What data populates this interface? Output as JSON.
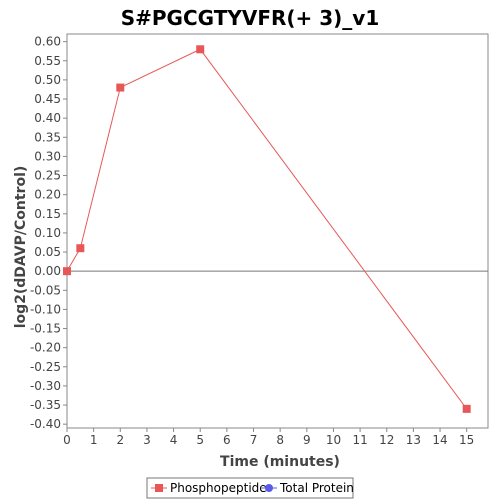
{
  "chart_data": {
    "type": "line",
    "title": "S#PGCGTYVFR(+ 3)_v1",
    "xlabel": "Time (minutes)",
    "ylabel": "log2(dDAVP/Control)",
    "xlim": [
      0,
      15.8
    ],
    "ylim": [
      -0.41,
      0.62
    ],
    "xticks": [
      0,
      1,
      2,
      3,
      4,
      5,
      6,
      7,
      8,
      9,
      10,
      11,
      12,
      13,
      14,
      15
    ],
    "yticks": [
      0.6,
      0.55,
      0.5,
      0.45,
      0.4,
      0.35,
      0.3,
      0.25,
      0.2,
      0.15,
      0.1,
      0.05,
      0.0,
      -0.05,
      -0.1,
      -0.15,
      -0.2,
      -0.25,
      -0.3,
      -0.35,
      -0.4
    ],
    "ytick_labels": [
      "0.60",
      "0.55",
      "0.50",
      "0.45",
      "0.40",
      "0.35",
      "0.30",
      "0.25",
      "0.20",
      "0.15",
      "0.10",
      "0.05",
      "0.00",
      "-0.05",
      "-0.10",
      "-0.15",
      "-0.20",
      "-0.25",
      "-0.30",
      "-0.35",
      "-0.40"
    ],
    "zero_line": true,
    "grid": false,
    "legend_position": "bottom",
    "series": [
      {
        "name": "Phosphopeptide",
        "color": "#e85757",
        "marker": "square",
        "x": [
          0,
          0.5,
          2,
          5,
          15
        ],
        "y": [
          0.0,
          0.06,
          0.48,
          0.58,
          -0.36
        ]
      },
      {
        "name": "Total Protein",
        "color": "#5a5ae8",
        "marker": "circle",
        "x": [],
        "y": []
      }
    ]
  }
}
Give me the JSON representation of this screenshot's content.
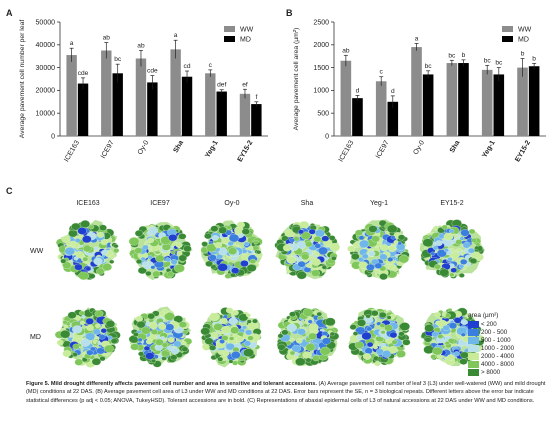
{
  "panel_letters": {
    "a": "A",
    "b": "B",
    "c": "C"
  },
  "legend": {
    "ww": "WW",
    "md": "MD",
    "ww_color": "#8c8c8c",
    "md_color": "#000000"
  },
  "chart_data": [
    {
      "type": "bar",
      "panel": "A",
      "ylabel": "Average pavement cell number per leaf",
      "ylim": [
        0,
        50000
      ],
      "yticks": [
        "0",
        "10000",
        "20000",
        "30000",
        "40000",
        "50000"
      ],
      "categories": [
        "ICE163",
        "ICE97",
        "Oy-0",
        "Sha",
        "Yeg-1",
        "EY15-2"
      ],
      "bold_categories": [
        "Sha",
        "Yeg-1",
        "EY15-2"
      ],
      "series": [
        {
          "name": "WW",
          "values": [
            35500,
            37500,
            34000,
            38000,
            27500,
            18500
          ],
          "errors": [
            3000,
            3500,
            3500,
            4000,
            1500,
            2000
          ]
        },
        {
          "name": "MD",
          "values": [
            23000,
            27500,
            23500,
            26000,
            19500,
            14000
          ],
          "errors": [
            2500,
            4000,
            3000,
            2500,
            800,
            1000
          ]
        }
      ],
      "letters": [
        [
          "a",
          "cde"
        ],
        [
          "ab",
          "bc"
        ],
        [
          "ab",
          "cde"
        ],
        [
          "a",
          "cd"
        ],
        [
          "c",
          "def"
        ],
        [
          "ef",
          "f"
        ]
      ]
    },
    {
      "type": "bar",
      "panel": "B",
      "ylabel": "Average pavement cell area (µm²)",
      "ylim": [
        0,
        2500
      ],
      "yticks": [
        "0",
        "500",
        "1000",
        "1500",
        "2000",
        "2500"
      ],
      "categories": [
        "ICE163",
        "ICE97",
        "Oy-0",
        "Sha",
        "Yeg-1",
        "EY15-2"
      ],
      "bold_categories": [
        "Sha",
        "Yeg-1",
        "EY15-2"
      ],
      "series": [
        {
          "name": "WW",
          "values": [
            1650,
            1200,
            1950,
            1600,
            1450,
            1500
          ],
          "errors": [
            120,
            100,
            80,
            60,
            100,
            200
          ]
        },
        {
          "name": "MD",
          "values": [
            830,
            750,
            1350,
            1600,
            1350,
            1530
          ],
          "errors": [
            60,
            130,
            80,
            70,
            150,
            60
          ]
        }
      ],
      "letters": [
        [
          "ab",
          "d"
        ],
        [
          "c",
          "d"
        ],
        [
          "a",
          "bc"
        ],
        [
          "bc",
          "b"
        ],
        [
          "bc",
          "bc"
        ],
        [
          "b",
          "b"
        ]
      ]
    }
  ],
  "panel_c": {
    "columns": [
      "ICE163",
      "ICE97",
      "Oy-0",
      "Sha",
      "Yeg-1",
      "EY15-2"
    ],
    "rows": [
      "WW",
      "MD"
    ],
    "legend_title": "area (µm²)",
    "legend_items": [
      {
        "label": "< 200",
        "color": "#1f3fd0"
      },
      {
        "label": "200 - 500",
        "color": "#3a7ee0"
      },
      {
        "label": "500 - 1000",
        "color": "#6fb6ea"
      },
      {
        "label": "1000 - 2000",
        "color": "#b7e0ea"
      },
      {
        "label": "2000 - 4000",
        "color": "#c8ec9a"
      },
      {
        "label": "4000 - 8000",
        "color": "#7fc75a"
      },
      {
        "label": "> 8000",
        "color": "#3a8a35"
      }
    ]
  },
  "caption": {
    "title": "Figure 5. Mild drought differently affects pavement cell number and area in sensitive and tolerant accessions.",
    "body": " (A) Average pavement cell number of leaf 3 (L3) under well-watered (WW) and mild drought (MD) conditions at 22 DAS. (B) Average pavement cell area of L3 under WW and MD conditions at 22 DAS. Error bars represent the SE, n = 3 biological repeats. Different letters above the error bar indicate statistical differences (p adj < 0.05; ANOVA, TukeyHSD). Tolerant accessions are in bold. (C) Representations of abaxial epidermal cells of L3 of natural accessions at 22 DAS under WW and MD conditions."
  }
}
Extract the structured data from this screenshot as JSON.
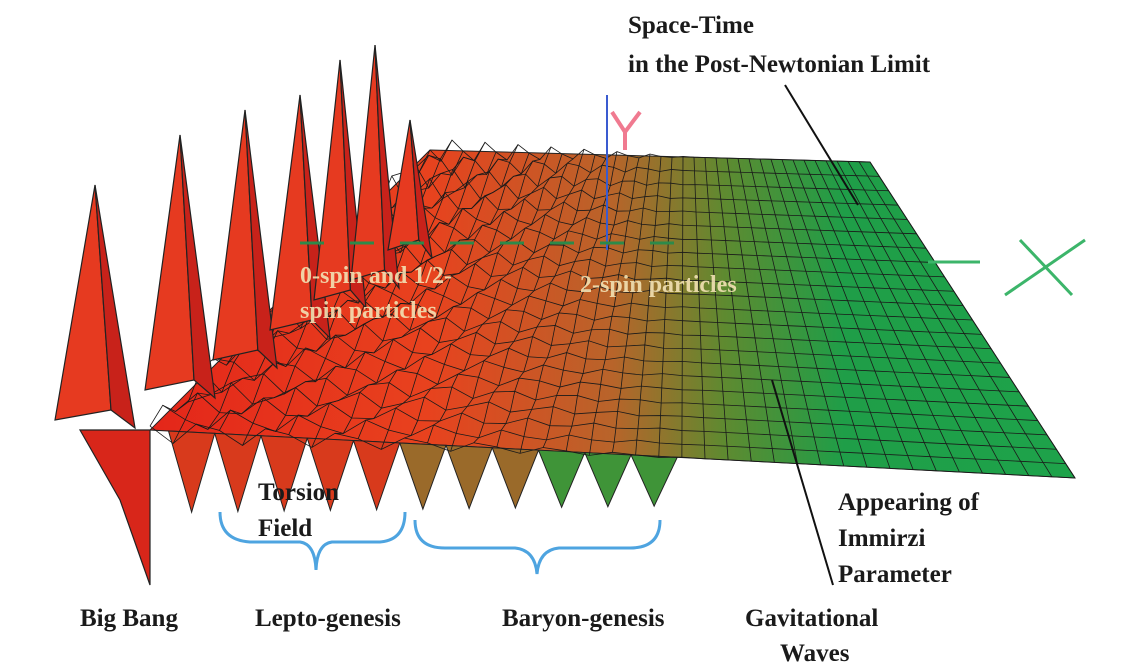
{
  "labels": {
    "space_time": [
      "Space-Time",
      "in the Post-Newtonian Limit"
    ],
    "spin_half": [
      "0-spin and 1/2-",
      "spin particles"
    ],
    "spin_two": "2-spin particles",
    "torsion": [
      "Torsion",
      "Field"
    ],
    "big_bang": "Big Bang",
    "lepto": "Lepto-genesis",
    "baryon": "Baryon-genesis",
    "waves": [
      "Gavitational",
      "Waves"
    ],
    "immirzi": [
      "Appearing of",
      "Immirzi",
      "Parameter"
    ]
  }
}
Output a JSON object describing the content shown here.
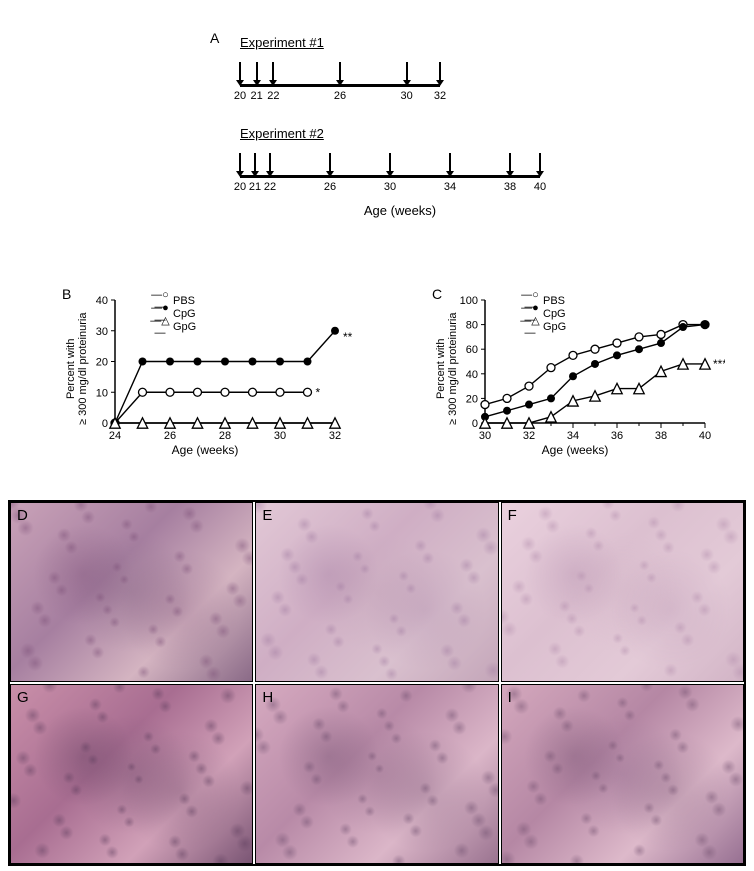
{
  "panelA": {
    "label": "A",
    "exp1": {
      "title": "Experiment #1",
      "range": [
        20,
        32
      ],
      "arrows": [
        20,
        21,
        22,
        26,
        30,
        32
      ],
      "ticks": [
        20,
        21,
        22,
        26,
        30,
        32
      ]
    },
    "exp2": {
      "title": "Experiment #2",
      "range": [
        20,
        40
      ],
      "arrows": [
        20,
        21,
        22,
        26,
        30,
        34,
        38,
        40
      ],
      "ticks": [
        20,
        21,
        22,
        26,
        30,
        34,
        38,
        40
      ]
    },
    "axis_title": "Age (weeks)"
  },
  "panelB": {
    "label": "B",
    "y_label_1": "Percent with",
    "y_label_2": "≥ 300 mg/dl proteinuria",
    "x_label": "Age (weeks)",
    "xlim": [
      24,
      32
    ],
    "ylim": [
      0,
      40
    ],
    "xticks": [
      24,
      26,
      28,
      30,
      32
    ],
    "yticks": [
      0,
      10,
      20,
      30,
      40
    ],
    "xgridstep": 2,
    "xsubtick_step": 1,
    "ygridstep": 10,
    "series": {
      "PBS": {
        "marker": "open-circle",
        "color": "#000000",
        "points": [
          [
            24,
            0
          ],
          [
            25,
            10
          ],
          [
            26,
            10
          ],
          [
            27,
            10
          ],
          [
            28,
            10
          ],
          [
            29,
            10
          ],
          [
            30,
            10
          ],
          [
            31,
            10
          ]
        ],
        "annot": "*",
        "annot_at": [
          31,
          10
        ]
      },
      "CpG": {
        "marker": "filled-circle",
        "color": "#000000",
        "points": [
          [
            24,
            0
          ],
          [
            25,
            20
          ],
          [
            26,
            20
          ],
          [
            27,
            20
          ],
          [
            28,
            20
          ],
          [
            29,
            20
          ],
          [
            30,
            20
          ],
          [
            31,
            20
          ],
          [
            32,
            30
          ]
        ],
        "annot": "**",
        "annot_at": [
          32,
          28
        ]
      },
      "GpG": {
        "marker": "open-triangle",
        "color": "#000000",
        "points": [
          [
            24,
            0
          ],
          [
            25,
            0
          ],
          [
            26,
            0
          ],
          [
            27,
            0
          ],
          [
            28,
            0
          ],
          [
            29,
            0
          ],
          [
            30,
            0
          ],
          [
            31,
            0
          ],
          [
            32,
            0
          ]
        ]
      }
    },
    "legend_order": [
      "PBS",
      "CpG",
      "GpG"
    ]
  },
  "panelC": {
    "label": "C",
    "y_label_1": "Percent with",
    "y_label_2": "≥ 300 mg/dl proteinuria",
    "x_label": "Age (weeks)",
    "xlim": [
      30,
      40
    ],
    "ylim": [
      0,
      100
    ],
    "xticks": [
      30,
      32,
      34,
      36,
      38,
      40
    ],
    "yticks": [
      0,
      20,
      40,
      60,
      80,
      100
    ],
    "xgridstep": 2,
    "xsubtick_step": 1,
    "ygridstep": 20,
    "series": {
      "PBS": {
        "marker": "open-circle",
        "color": "#000000",
        "points": [
          [
            30,
            15
          ],
          [
            31,
            20
          ],
          [
            32,
            30
          ],
          [
            33,
            45
          ],
          [
            34,
            55
          ],
          [
            35,
            60
          ],
          [
            36,
            65
          ],
          [
            37,
            70
          ],
          [
            38,
            72
          ],
          [
            39,
            80
          ],
          [
            40,
            80
          ]
        ]
      },
      "CpG": {
        "marker": "filled-circle",
        "color": "#000000",
        "points": [
          [
            30,
            5
          ],
          [
            31,
            10
          ],
          [
            32,
            15
          ],
          [
            33,
            20
          ],
          [
            34,
            38
          ],
          [
            35,
            48
          ],
          [
            36,
            55
          ],
          [
            37,
            60
          ],
          [
            38,
            65
          ],
          [
            39,
            78
          ],
          [
            40,
            80
          ]
        ]
      },
      "GpG": {
        "marker": "open-triangle",
        "color": "#000000",
        "points": [
          [
            30,
            0
          ],
          [
            31,
            0
          ],
          [
            32,
            0
          ],
          [
            33,
            5
          ],
          [
            34,
            18
          ],
          [
            35,
            22
          ],
          [
            36,
            28
          ],
          [
            37,
            28
          ],
          [
            38,
            42
          ],
          [
            39,
            48
          ],
          [
            40,
            48
          ]
        ],
        "annot": "***",
        "annot_at": [
          40,
          48
        ]
      }
    },
    "legend_order": [
      "PBS",
      "CpG",
      "GpG"
    ]
  },
  "histology": {
    "cells": [
      {
        "label": "D",
        "bg_colors": [
          "#c9a2b8",
          "#a67fa0",
          "#d4b4c1",
          "#8a6a87"
        ],
        "accent": "#7a4d75"
      },
      {
        "label": "E",
        "bg_colors": [
          "#e2c8d6",
          "#cfaec4",
          "#d9c0ce",
          "#c4a6b9"
        ],
        "accent": "#a07aa0"
      },
      {
        "label": "F",
        "bg_colors": [
          "#ead1de",
          "#dcc0d0",
          "#e3cad7",
          "#d2b4c6"
        ],
        "accent": "#b08aaa"
      },
      {
        "label": "G",
        "bg_colors": [
          "#c98fa9",
          "#a86d91",
          "#d1a1b8",
          "#7a5574"
        ],
        "accent": "#5a3a5a"
      },
      {
        "label": "H",
        "bg_colors": [
          "#d6aac0",
          "#b88aa7",
          "#dbb6c8",
          "#9a7390"
        ],
        "accent": "#6a4a6a"
      },
      {
        "label": "I",
        "bg_colors": [
          "#d4a8bd",
          "#b587a4",
          "#ddb9ca",
          "#977092"
        ],
        "accent": "#6e4c6b"
      }
    ]
  },
  "style": {
    "font_small": 11,
    "font_label": 14,
    "axis_color": "#000000",
    "line_width": 1.5,
    "marker_size": 4
  }
}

:::::

● **WORK REQUEST**
Please state how many lines of the entries above include the string "particles", giving the number and nothing more.

● **TASK SOLUTION**
2